* DO THIS: Pull out every line in the data below that contains the string "inner" and copy each one in full. Treat uppercase and lowercase letters as different.

* RAW RECORDS:

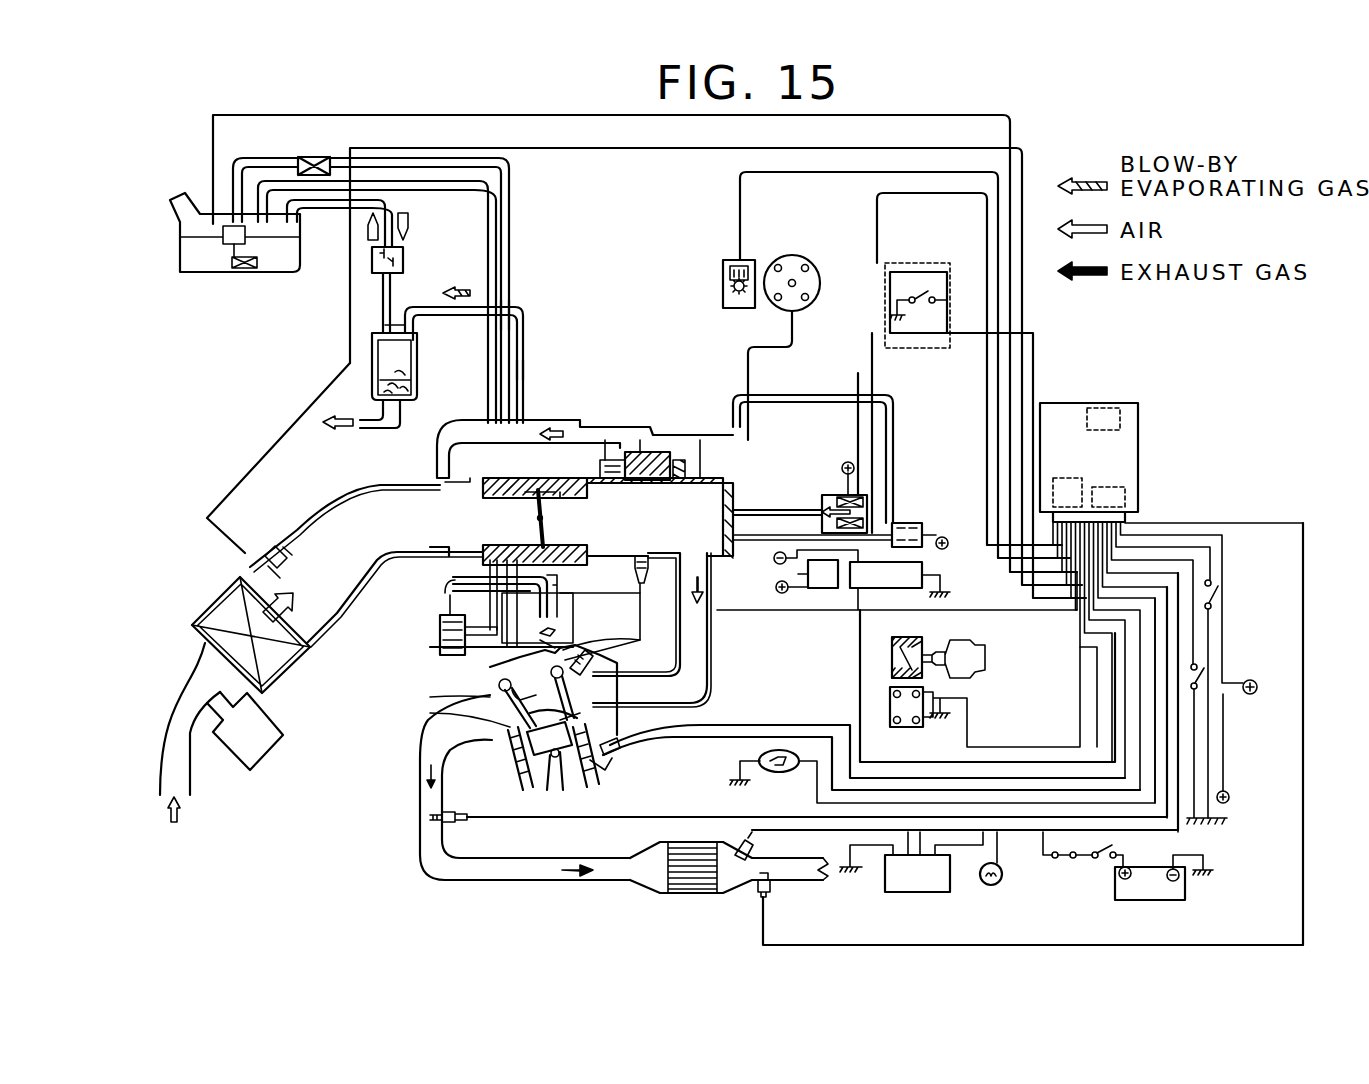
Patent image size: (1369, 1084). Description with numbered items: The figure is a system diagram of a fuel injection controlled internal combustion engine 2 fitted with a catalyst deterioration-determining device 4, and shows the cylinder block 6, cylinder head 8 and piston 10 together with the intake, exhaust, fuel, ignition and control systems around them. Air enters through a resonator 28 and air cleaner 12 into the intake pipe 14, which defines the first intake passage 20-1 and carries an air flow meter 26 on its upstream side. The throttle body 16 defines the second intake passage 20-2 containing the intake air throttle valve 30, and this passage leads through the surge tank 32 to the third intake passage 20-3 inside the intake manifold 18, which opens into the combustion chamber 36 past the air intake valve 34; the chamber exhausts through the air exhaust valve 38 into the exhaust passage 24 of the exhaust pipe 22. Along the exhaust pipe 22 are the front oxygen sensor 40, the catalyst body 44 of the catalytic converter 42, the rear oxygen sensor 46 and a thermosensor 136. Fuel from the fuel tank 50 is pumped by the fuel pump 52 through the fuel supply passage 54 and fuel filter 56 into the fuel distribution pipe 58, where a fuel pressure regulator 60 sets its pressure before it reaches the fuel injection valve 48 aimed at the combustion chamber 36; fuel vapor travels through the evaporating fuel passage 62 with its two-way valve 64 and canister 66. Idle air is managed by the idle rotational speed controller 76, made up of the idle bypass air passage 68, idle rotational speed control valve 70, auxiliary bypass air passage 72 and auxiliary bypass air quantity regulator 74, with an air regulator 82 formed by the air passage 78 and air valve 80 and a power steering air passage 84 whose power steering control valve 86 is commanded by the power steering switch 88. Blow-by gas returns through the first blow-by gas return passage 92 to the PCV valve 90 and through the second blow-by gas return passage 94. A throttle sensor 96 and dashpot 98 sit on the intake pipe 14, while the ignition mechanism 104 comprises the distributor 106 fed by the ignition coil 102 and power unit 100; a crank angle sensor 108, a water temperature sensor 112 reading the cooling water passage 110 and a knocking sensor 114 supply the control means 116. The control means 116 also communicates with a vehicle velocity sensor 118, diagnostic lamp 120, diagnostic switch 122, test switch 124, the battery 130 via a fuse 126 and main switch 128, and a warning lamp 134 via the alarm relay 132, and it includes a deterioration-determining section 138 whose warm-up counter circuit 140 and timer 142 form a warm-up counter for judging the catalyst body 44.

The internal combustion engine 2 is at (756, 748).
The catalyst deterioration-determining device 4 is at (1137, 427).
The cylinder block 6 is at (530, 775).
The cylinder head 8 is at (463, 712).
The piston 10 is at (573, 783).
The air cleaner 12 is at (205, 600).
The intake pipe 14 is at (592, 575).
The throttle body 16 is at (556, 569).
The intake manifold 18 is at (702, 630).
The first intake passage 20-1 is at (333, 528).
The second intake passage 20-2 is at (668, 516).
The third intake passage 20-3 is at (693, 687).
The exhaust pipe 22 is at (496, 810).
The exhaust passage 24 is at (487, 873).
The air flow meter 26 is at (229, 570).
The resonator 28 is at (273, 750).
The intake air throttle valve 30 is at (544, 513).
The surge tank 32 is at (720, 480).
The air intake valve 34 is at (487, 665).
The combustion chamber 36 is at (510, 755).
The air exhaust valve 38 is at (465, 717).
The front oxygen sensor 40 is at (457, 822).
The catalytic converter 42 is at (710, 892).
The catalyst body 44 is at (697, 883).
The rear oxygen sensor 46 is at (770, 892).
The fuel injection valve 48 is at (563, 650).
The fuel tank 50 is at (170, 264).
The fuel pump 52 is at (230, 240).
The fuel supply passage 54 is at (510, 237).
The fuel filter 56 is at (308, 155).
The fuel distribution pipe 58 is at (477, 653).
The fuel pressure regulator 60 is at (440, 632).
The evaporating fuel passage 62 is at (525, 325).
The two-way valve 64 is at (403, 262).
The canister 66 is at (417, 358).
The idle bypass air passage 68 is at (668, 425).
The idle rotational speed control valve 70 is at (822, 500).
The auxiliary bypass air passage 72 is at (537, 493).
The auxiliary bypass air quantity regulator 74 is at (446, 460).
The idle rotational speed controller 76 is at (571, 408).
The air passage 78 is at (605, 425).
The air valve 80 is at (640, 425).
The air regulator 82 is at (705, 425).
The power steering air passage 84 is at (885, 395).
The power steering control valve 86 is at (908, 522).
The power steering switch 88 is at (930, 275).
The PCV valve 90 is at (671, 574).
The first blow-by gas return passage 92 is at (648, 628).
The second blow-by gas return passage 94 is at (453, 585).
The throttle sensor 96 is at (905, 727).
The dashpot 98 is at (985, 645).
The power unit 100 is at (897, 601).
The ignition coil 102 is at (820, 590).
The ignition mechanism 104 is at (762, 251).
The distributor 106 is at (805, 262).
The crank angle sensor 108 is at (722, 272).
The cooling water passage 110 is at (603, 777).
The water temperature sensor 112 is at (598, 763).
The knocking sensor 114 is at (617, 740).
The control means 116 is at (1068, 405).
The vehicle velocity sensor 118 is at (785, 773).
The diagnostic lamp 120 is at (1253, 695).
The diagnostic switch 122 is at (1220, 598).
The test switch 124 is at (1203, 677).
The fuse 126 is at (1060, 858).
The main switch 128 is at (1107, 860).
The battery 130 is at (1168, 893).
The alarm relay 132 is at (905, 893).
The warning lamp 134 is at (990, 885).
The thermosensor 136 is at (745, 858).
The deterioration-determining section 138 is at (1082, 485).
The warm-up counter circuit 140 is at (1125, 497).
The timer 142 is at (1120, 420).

...

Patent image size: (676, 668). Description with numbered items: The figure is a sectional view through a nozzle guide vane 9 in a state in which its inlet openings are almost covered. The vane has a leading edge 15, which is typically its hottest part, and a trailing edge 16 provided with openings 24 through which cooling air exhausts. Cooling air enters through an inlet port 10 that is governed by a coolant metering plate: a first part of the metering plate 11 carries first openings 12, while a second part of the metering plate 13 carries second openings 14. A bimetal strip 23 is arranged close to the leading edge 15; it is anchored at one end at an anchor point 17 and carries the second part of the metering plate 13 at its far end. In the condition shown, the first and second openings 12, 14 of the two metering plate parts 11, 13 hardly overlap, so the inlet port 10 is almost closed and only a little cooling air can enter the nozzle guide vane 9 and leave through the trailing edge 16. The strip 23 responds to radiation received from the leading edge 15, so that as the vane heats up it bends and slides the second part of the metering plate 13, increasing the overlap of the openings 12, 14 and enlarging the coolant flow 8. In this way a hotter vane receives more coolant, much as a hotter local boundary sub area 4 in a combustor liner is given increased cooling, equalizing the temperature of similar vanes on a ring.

* * *

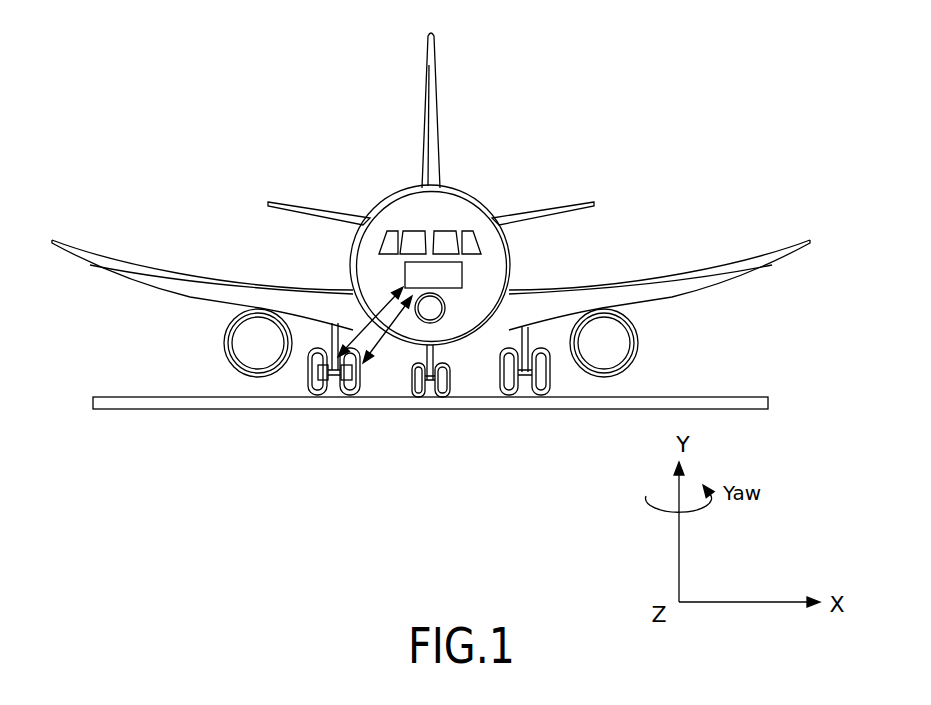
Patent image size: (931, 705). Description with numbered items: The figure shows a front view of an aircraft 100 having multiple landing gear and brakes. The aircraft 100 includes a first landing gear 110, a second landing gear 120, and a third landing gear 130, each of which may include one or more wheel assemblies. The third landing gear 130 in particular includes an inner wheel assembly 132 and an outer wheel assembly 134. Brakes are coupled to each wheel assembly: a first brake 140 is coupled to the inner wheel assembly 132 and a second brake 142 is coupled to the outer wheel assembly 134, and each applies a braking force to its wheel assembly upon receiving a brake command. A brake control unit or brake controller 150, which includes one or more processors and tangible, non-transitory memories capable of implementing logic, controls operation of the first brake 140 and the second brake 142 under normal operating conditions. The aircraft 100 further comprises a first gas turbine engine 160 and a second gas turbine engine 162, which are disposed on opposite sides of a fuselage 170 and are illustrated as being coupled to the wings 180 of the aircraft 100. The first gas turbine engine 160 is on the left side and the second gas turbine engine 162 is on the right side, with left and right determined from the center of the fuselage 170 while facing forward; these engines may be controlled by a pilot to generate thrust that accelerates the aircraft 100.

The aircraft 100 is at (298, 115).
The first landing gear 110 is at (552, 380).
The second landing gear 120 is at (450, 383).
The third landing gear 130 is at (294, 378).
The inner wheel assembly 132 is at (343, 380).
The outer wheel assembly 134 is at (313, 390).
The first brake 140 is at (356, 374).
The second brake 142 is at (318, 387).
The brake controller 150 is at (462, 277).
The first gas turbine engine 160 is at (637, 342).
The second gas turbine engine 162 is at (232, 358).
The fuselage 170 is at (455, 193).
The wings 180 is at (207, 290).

* RESULT:
Patent image size: (931, 705). Description with numbered items: The figure shows a front view of an aircraft 100 having multiple landing gear and brakes. The aircraft 100 includes a first landing gear 110, a second landing gear 120, and a third landing gear 130, each of which may include one or more wheel assemblies. The third landing gear 130 in particular includes an inner wheel assembly 132 and an outer wheel assembly 134. Brakes are coupled to each wheel assembly: a first brake 140 is coupled to the inner wheel assembly 132 and a second brake 142 is coupled to the outer wheel assembly 134, and each applies a braking force to its wheel assembly upon receiving a brake command. A brake control unit or brake controller 150, which includes one or more processors and tangible, non-transitory memories capable of implementing logic, controls operation of the first brake 140 and the second brake 142 under normal operating conditions. The aircraft 100 further comprises a first gas turbine engine 160 and a second gas turbine engine 162, which are disposed on opposite sides of a fuselage 170 and are illustrated as being coupled to the wings 180 of the aircraft 100. The first gas turbine engine 160 is on the left side and the second gas turbine engine 162 is on the right side, with left and right determined from the center of the fuselage 170 while facing forward; these engines may be controlled by a pilot to generate thrust that accelerates the aircraft 100.
The inner wheel assembly 132 is at (343, 380).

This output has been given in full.